• [Problem requirements] Copy the records below exactly as they are written.

• [Dataset content]

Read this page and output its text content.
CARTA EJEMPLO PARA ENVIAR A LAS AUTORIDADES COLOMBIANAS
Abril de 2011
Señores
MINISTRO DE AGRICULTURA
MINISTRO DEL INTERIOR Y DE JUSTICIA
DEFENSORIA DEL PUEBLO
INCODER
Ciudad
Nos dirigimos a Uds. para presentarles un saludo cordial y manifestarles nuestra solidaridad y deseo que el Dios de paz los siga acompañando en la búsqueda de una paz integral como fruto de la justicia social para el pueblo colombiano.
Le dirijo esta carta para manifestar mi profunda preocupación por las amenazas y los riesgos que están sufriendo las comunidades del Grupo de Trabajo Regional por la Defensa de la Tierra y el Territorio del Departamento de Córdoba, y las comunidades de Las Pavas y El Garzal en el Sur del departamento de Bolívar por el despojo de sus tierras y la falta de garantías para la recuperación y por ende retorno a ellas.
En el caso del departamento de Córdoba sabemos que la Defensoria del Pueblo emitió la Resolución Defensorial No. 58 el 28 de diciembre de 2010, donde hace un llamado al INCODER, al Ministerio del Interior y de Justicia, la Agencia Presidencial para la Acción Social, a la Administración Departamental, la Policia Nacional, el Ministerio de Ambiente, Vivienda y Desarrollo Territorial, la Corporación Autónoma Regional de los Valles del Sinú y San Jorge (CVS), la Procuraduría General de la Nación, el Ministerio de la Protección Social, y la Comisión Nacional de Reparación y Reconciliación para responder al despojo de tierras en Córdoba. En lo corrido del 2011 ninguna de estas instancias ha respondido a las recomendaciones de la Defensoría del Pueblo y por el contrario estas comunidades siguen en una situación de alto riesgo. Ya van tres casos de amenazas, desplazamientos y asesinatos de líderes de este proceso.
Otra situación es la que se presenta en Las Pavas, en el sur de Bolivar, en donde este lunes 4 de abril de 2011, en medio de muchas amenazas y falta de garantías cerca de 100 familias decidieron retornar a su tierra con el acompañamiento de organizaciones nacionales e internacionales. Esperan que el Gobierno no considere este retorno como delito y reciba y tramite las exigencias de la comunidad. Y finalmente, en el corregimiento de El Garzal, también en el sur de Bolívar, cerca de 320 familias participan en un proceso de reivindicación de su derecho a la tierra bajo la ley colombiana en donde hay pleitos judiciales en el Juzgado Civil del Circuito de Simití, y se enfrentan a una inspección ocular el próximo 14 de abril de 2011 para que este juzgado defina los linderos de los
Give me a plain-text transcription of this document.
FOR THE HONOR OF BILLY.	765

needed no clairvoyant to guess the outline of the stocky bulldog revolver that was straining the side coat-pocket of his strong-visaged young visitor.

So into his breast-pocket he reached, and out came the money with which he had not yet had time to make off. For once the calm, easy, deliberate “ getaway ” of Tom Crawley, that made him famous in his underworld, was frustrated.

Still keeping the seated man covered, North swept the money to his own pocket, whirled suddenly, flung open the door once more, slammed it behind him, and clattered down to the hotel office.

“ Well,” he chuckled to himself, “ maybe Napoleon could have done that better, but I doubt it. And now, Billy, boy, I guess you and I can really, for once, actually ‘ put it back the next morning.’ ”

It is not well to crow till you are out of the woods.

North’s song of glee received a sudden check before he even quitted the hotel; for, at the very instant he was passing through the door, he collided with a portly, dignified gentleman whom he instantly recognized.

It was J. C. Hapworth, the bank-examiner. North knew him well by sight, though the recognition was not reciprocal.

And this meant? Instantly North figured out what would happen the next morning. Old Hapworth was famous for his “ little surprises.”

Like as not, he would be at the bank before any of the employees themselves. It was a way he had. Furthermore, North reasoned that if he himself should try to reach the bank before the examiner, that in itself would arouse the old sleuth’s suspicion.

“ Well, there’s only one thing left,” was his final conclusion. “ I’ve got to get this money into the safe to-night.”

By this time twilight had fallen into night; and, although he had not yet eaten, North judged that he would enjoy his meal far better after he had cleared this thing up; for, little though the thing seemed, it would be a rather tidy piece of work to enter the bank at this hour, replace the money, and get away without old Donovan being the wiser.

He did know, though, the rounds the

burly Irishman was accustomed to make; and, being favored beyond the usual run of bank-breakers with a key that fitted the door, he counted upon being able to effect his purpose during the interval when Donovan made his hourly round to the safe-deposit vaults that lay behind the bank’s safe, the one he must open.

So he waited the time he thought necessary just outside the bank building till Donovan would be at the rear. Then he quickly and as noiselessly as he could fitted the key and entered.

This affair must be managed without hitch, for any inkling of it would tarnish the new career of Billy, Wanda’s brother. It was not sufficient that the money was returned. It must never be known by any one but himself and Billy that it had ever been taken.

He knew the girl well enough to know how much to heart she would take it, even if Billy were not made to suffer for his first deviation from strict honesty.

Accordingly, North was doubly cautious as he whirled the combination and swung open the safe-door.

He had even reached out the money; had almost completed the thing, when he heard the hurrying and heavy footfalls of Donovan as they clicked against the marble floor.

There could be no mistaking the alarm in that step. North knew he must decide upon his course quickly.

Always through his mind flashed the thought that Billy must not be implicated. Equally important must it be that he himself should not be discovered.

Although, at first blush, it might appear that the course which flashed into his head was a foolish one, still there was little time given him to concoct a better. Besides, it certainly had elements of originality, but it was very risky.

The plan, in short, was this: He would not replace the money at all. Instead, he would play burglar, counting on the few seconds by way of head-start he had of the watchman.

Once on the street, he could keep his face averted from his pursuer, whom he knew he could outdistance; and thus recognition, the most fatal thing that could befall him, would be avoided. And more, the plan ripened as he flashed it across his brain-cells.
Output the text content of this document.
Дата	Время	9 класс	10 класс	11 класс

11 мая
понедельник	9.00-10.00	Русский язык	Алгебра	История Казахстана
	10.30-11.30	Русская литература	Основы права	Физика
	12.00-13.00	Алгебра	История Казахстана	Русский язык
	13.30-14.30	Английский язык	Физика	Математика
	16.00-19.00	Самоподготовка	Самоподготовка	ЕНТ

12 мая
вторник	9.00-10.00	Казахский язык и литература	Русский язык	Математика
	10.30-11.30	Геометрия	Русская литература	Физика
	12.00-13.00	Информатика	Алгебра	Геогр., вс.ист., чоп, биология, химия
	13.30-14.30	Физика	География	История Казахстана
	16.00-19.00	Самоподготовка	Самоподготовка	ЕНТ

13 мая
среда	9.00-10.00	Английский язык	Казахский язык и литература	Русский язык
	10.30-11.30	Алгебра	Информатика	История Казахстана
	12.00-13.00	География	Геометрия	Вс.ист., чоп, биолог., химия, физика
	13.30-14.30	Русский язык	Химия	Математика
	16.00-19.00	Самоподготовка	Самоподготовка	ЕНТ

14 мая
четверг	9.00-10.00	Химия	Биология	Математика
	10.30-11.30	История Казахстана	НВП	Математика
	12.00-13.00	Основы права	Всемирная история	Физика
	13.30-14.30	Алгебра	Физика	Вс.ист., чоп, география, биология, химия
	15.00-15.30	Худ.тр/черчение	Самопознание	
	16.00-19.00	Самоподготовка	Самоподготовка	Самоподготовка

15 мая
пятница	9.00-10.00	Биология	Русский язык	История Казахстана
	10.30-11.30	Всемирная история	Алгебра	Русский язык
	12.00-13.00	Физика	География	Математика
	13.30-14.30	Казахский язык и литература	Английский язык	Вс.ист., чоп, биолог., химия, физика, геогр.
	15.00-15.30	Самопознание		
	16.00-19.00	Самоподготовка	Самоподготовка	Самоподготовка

• [Task output]
Read this page and output its text content.
CARTA EJEMPLO PARA ENVIAR A LAS AUTORIDADES COLOMBIANAS
Abril de 2011
Señores
MINISTRO DE AGRICULTURA
MINISTRO DEL INTERIOR Y DE JUSTICIA
DEFENSORIA DEL PUEBLO
INCODER
Ciudad
Nos dirigimos a Uds. para presentarles un saludo cordial y manifestarles nuestra solidaridad y deseo que el Dios de paz los siga acompañando en la búsqueda de una paz integral como fruto de la justicia social para el pueblo colombiano.
Le dirijo esta carta para manifestar mi profunda preocupación por las amenazas y los riesgos que están sufriendo las comunidades del Grupo de Trabajo Regional por la Defensa de la Tierra y el Territorio del Departamento de Córdoba, y las comunidades de Las Pavas y El Garzal en el Sur del departamento de Bolívar por el despojo de sus tierras y la falta de garantías para la recuperación y por ende retorno a ellas.
En el caso del departamento de Córdoba sabemos que la Defensoria del Pueblo emitió la Resolución Defensorial No. 58 el 28 de diciembre de 2010, donde hace un llamado al INCODER, al Ministerio del Interior y de Justicia, la Agencia Presidencial para la Acción Social, a la Administración Departamental, la Policia Nacional, el Ministerio de Ambiente, Vivienda y Desarrollo Territorial, la Corporación Autónoma Regional de los Valles del Sinú y San Jorge (CVS), la Procuraduría General de la Nación, el Ministerio de la Protección Social, y la Comisión Nacional de Reparación y Reconciliación para responder al despojo de tierras en Córdoba. En lo corrido del 2011 ninguna de estas instancias ha respondido a las recomendaciones de la Defensoría del Pueblo y por el contrario estas comunidades siguen en una situación de alto riesgo. Ya van tres casos de amenazas, desplazamientos y asesinatos de líderes de este proceso.
Otra situación es la que se presenta en Las Pavas, en el sur de Bolivar, en donde este lunes 4 de abril de 2011, en medio de muchas amenazas y falta de garantías cerca de 100 familias decidieron retornar a su tierra con el acompañamiento de organizaciones nacionales e internacionales. Esperan que el Gobierno no considere este retorno como delito y reciba y tramite las exigencias de la comunidad. Y finalmente, en el corregimiento de El Garzal, también en el sur de Bolívar, cerca de 320 familias participan en un proceso de reivindicación de su derecho a la tierra bajo la ley colombiana en donde hay pleitos judiciales en el Juzgado Civil del Circuito de Simití, y se enfrentan a una inspección ocular el próximo 14 de abril de 2011 para que este juzgado defina los linderos de los
Give me a plain-text transcription of this document.
FOR THE HONOR OF BILLY.	765

needed no clairvoyant to guess the outline of the stocky bulldog revolver that was straining the side coat-pocket of his strong-visaged young visitor.

So into his breast-pocket he reached, and out came the money with which he had not yet had time to make off. For once the calm, easy, deliberate “ getaway ” of Tom Crawley, that made him famous in his underworld, was frustrated.

Still keeping the seated man covered, North swept the money to his own pocket, whirled suddenly, flung open the door once more, slammed it behind him, and clattered down to the hotel office.

“ Well,” he chuckled to himself, “ maybe Napoleon could have done that better, but I doubt it. And now, Billy, boy, I guess you and I can really, for once, actually ‘ put it back the next morning.’ ”

It is not well to crow till you are out of the woods.

North’s song of glee received a sudden check before he even quitted the hotel; for, at the very instant he was passing through the door, he collided with a portly, dignified gentleman whom he instantly recognized.

It was J. C. Hapworth, the bank-examiner. North knew him well by sight, though the recognition was not reciprocal.

And this meant? Instantly North figured out what would happen the next morning. Old Hapworth was famous for his “ little surprises.”

Like as not, he would be at the bank before any of the employees themselves. It was a way he had. Furthermore, North reasoned that if he himself should try to reach the bank before the examiner, that in itself would arouse the old sleuth’s suspicion.

“ Well, there’s only one thing left,” was his final conclusion. “ I’ve got to get this money into the safe to-night.”

By this time twilight had fallen into night; and, although he had not yet eaten, North judged that he would enjoy his meal far better after he had cleared this thing up; for, little though the thing seemed, it would be a rather tidy piece of work to enter the bank at this hour, replace the money, and get away without old Donovan being the wiser.

He did know, though, the rounds the

burly Irishman was accustomed to make; and, being favored beyond the usual run of bank-breakers with a key that fitted the door, he counted upon being able to effect his purpose during the interval when Donovan made his hourly round to the safe-deposit vaults that lay behind the bank’s safe, the one he must open.

So he waited the time he thought necessary just outside the bank building till Donovan would be at the rear. Then he quickly and as noiselessly as he could fitted the key and entered.

This affair must be managed without hitch, for any inkling of it would tarnish the new career of Billy, Wanda’s brother. It was not sufficient that the money was returned. It must never be known by any one but himself and Billy that it had ever been taken.

He knew the girl well enough to know how much to heart she would take it, even if Billy were not made to suffer for his first deviation from strict honesty.

Accordingly, North was doubly cautious as he whirled the combination and swung open the safe-door.

He had even reached out the money; had almost completed the thing, when he heard the hurrying and heavy footfalls of Donovan as they clicked against the marble floor.

There could be no mistaking the alarm in that step. North knew he must decide upon his course quickly.

Always through his mind flashed the thought that Billy must not be implicated. Equally important must it be that he himself should not be discovered.

Although, at first blush, it might appear that the course which flashed into his head was a foolish one, still there was little time given him to concoct a better. Besides, it certainly had elements of originality, but it was very risky.

The plan, in short, was this: He would not replace the money at all. Instead, he would play burglar, counting on the few seconds by way of head-start he had of the watchman.

Once on the street, he could keep his face averted from his pursuer, whom he knew he could outdistance; and thus recognition, the most fatal thing that could befall him, would be avoided. And more, the plan ripened as he flashed it across his brain-cells.
Output the text content of this document.
Дата	Время	9 класс	10 класс	11 класс

11 мая
понедельник	9.00-10.00	Русский язык	Алгебра	История Казахстана
	10.30-11.30	Русская литература	Основы права	Физика
	12.00-13.00	Алгебра	История Казахстана	Русский язык
	13.30-14.30	Английский язык	Физика	Математика
	16.00-19.00	Самоподготовка	Самоподготовка	ЕНТ

12 мая
вторник	9.00-10.00	Казахский язык и литература	Русский язык	Математика
	10.30-11.30	Геометрия	Русская литература	Физика
	12.00-13.00	Информатика	Алгебра	Геогр., вс.ист., чоп, биология, химия
	13.30-14.30	Физика	География	История Казахстана
	16.00-19.00	Самоподготовка	Самоподготовка	ЕНТ

13 мая
среда	9.00-10.00	Английский язык	Казахский язык и литература	Русский язык
	10.30-11.30	Алгебра	Информатика	История Казахстана
	12.00-13.00	География	Геометрия	Вс.ист., чоп, биолог., химия, физика
	13.30-14.30	Русский язык	Химия	Математика
	16.00-19.00	Самоподготовка	Самоподготовка	ЕНТ

14 мая
четверг	9.00-10.00	Химия	Биология	Математика
	10.30-11.30	История Казахстана	НВП	Математика
	12.00-13.00	Основы права	Всемирная история	Физика
	13.30-14.30	Алгебра	Физика	Вс.ист., чоп, география, биология, химия
	15.00-15.30	Худ.тр/черчение	Самопознание	
	16.00-19.00	Самоподготовка	Самоподготовка	Самоподготовка

15 мая
пятница	9.00-10.00	Биология	Русский язык	История Казахстана
	10.30-11.30	Всемирная история	Алгебра	Русский язык
	12.00-13.00	Физика	География	Математика
	13.30-14.30	Казахский язык и литература	Английский язык	Вс.ист., чоп, биолог., химия, физика, геогр.
	15.00-15.30	Самопознание		
	16.00-19.00	Самоподготовка	Самоподготовка	Самоподготовка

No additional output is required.